▸ Required work
Return the stretch of lines from the one containing "- x-tick-label: 90%: [589, 580, 609, 591]" through the one containing "Detect and localize", both included, copied exactly.

══ Data lines ══

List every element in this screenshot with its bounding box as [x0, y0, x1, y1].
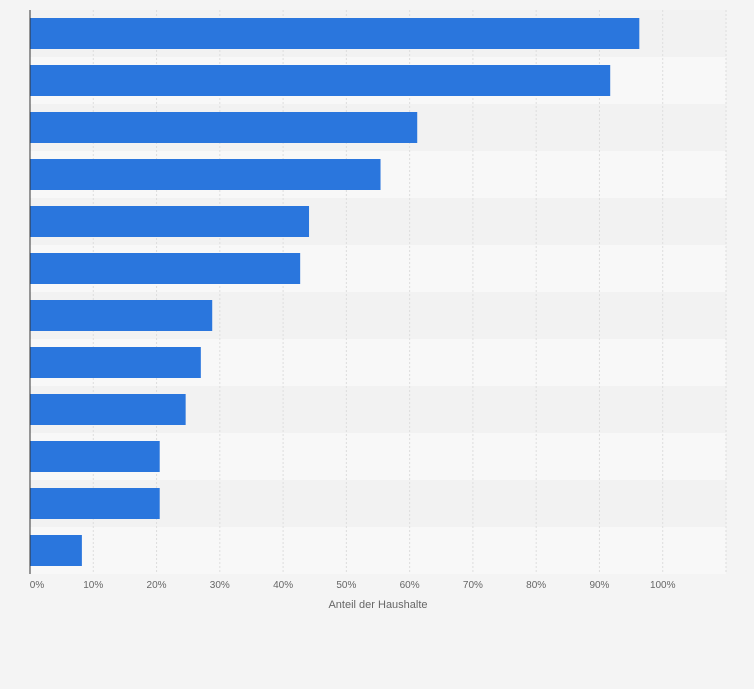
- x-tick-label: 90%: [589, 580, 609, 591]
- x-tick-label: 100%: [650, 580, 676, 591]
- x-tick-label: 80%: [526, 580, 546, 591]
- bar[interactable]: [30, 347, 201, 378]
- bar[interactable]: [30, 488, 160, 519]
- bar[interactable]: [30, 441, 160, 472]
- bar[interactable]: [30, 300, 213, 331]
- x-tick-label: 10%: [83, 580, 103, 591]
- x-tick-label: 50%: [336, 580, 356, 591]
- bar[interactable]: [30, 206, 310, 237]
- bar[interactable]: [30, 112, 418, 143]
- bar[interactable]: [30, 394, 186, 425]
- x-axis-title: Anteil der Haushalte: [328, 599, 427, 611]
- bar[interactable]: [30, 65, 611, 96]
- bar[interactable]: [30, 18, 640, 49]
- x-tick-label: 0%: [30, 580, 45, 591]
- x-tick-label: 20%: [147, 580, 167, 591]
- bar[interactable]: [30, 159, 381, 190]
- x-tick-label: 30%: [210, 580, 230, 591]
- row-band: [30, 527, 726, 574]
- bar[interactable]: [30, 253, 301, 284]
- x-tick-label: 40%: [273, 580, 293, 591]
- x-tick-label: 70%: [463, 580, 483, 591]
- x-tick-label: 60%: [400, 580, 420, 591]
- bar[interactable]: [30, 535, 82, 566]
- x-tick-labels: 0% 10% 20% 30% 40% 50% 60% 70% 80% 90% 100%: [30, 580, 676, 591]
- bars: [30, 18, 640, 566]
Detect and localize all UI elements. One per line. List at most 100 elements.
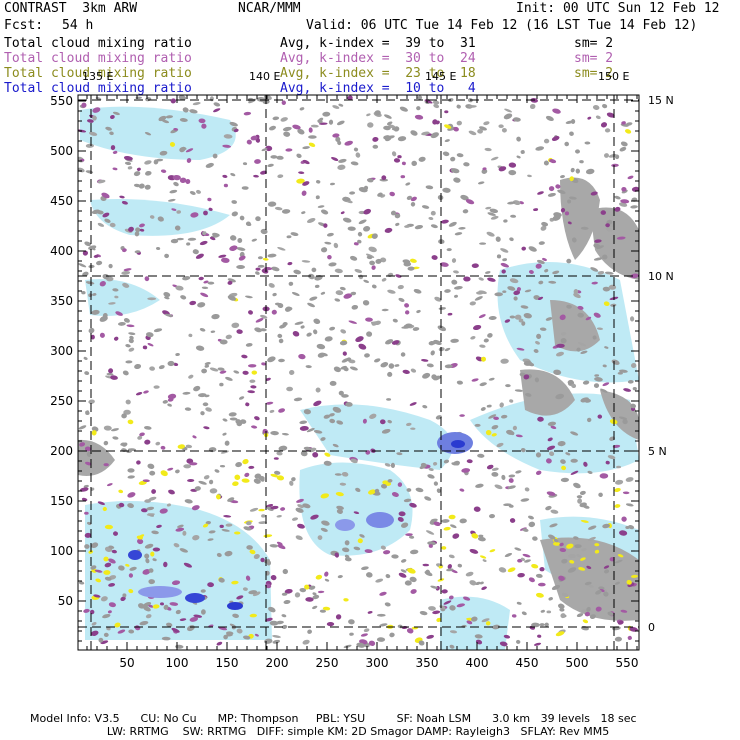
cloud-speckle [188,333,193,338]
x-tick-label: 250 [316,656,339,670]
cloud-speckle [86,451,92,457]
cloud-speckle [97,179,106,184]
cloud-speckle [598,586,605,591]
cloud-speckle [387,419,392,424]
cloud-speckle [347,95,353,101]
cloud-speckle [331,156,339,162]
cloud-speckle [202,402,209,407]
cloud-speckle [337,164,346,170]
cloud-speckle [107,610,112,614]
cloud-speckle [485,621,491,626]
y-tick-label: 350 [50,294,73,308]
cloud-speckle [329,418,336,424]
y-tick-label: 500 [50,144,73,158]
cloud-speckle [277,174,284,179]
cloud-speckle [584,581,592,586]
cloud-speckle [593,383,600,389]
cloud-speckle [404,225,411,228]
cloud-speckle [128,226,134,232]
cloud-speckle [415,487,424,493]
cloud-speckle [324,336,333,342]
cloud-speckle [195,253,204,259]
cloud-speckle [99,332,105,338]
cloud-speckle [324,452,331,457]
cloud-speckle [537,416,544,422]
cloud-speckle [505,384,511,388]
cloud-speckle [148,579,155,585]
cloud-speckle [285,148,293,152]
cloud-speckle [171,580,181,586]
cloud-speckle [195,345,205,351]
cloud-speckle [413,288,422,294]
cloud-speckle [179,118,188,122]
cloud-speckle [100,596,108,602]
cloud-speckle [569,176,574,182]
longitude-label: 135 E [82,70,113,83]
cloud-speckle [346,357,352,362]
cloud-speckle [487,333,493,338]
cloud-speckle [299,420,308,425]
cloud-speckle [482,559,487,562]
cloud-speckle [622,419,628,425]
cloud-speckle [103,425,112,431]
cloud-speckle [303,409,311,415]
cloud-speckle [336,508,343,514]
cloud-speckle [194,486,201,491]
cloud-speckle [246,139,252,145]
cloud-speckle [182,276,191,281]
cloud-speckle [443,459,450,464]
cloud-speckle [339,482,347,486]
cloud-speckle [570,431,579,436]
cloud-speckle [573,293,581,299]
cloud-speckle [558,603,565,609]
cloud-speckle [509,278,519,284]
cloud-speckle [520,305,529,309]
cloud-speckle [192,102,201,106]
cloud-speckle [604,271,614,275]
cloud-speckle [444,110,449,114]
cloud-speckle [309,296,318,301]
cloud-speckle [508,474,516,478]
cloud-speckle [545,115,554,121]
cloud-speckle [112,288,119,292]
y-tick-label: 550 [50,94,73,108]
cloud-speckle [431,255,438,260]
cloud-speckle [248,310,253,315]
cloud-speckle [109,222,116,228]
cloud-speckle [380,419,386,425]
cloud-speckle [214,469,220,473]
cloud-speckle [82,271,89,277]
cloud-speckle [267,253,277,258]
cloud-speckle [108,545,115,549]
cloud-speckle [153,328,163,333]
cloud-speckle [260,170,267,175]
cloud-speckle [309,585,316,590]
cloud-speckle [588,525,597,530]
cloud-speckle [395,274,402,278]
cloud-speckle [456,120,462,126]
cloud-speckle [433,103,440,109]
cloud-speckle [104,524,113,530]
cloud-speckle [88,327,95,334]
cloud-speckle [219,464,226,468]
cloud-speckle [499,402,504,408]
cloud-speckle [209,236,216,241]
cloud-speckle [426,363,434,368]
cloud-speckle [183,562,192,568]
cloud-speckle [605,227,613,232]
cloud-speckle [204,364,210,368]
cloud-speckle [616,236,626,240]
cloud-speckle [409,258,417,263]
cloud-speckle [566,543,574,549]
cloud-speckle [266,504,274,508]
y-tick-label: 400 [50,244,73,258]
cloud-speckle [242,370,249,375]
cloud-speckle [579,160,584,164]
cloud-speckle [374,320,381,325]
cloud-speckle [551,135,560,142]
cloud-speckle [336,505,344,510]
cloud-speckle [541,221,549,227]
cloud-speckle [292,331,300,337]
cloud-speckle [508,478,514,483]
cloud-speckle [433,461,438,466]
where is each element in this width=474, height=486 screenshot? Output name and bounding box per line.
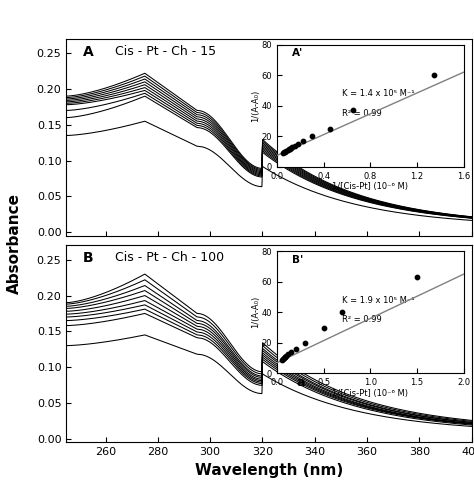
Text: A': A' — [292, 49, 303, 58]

═══

▸ Final answer
- x-tick-label: 90%: [589, 580, 609, 591]
- x-tick-label: 100%: [650, 580, 676, 591]
- x-tick-label: 80%: [526, 580, 546, 591]
- bar[interactable]: [30, 347, 201, 378]
- bar[interactable]: [30, 488, 160, 519]
- bar[interactable]: [30, 441, 160, 472]
- bar[interactable]: [30, 300, 213, 331]
- x-tick-label: 10%: [83, 580, 103, 591]
- x-tick-label: 50%: [336, 580, 356, 591]
- bar[interactable]: [30, 206, 310, 237]
- bar[interactable]: [30, 112, 418, 143]
- bar[interactable]: [30, 394, 186, 425]
- x-axis-title: Anteil der Haushalte: [328, 599, 427, 611]
- bar[interactable]: [30, 65, 611, 96]
- bar[interactable]: [30, 18, 640, 49]
- x-tick-label: 0%: [30, 580, 45, 591]
- x-tick-label: 20%: [147, 580, 167, 591]
- bar[interactable]: [30, 159, 381, 190]
- x-tick-label: 30%: [210, 580, 230, 591]
- row-band: [30, 527, 726, 574]
- bar[interactable]: [30, 253, 301, 284]
- x-tick-label: 40%: [273, 580, 293, 591]
- x-tick-label: 70%: [463, 580, 483, 591]
- x-tick-label: 60%: [400, 580, 420, 591]
- bar[interactable]: [30, 535, 82, 566]
- x-tick-labels: 0% 10% 20% 30% 40% 50% 60% 70% 80% 90% 100%: [30, 580, 676, 591]
- bars: [30, 18, 640, 566]
Detect and localize all UI elements. One per line. List at most 100 elements.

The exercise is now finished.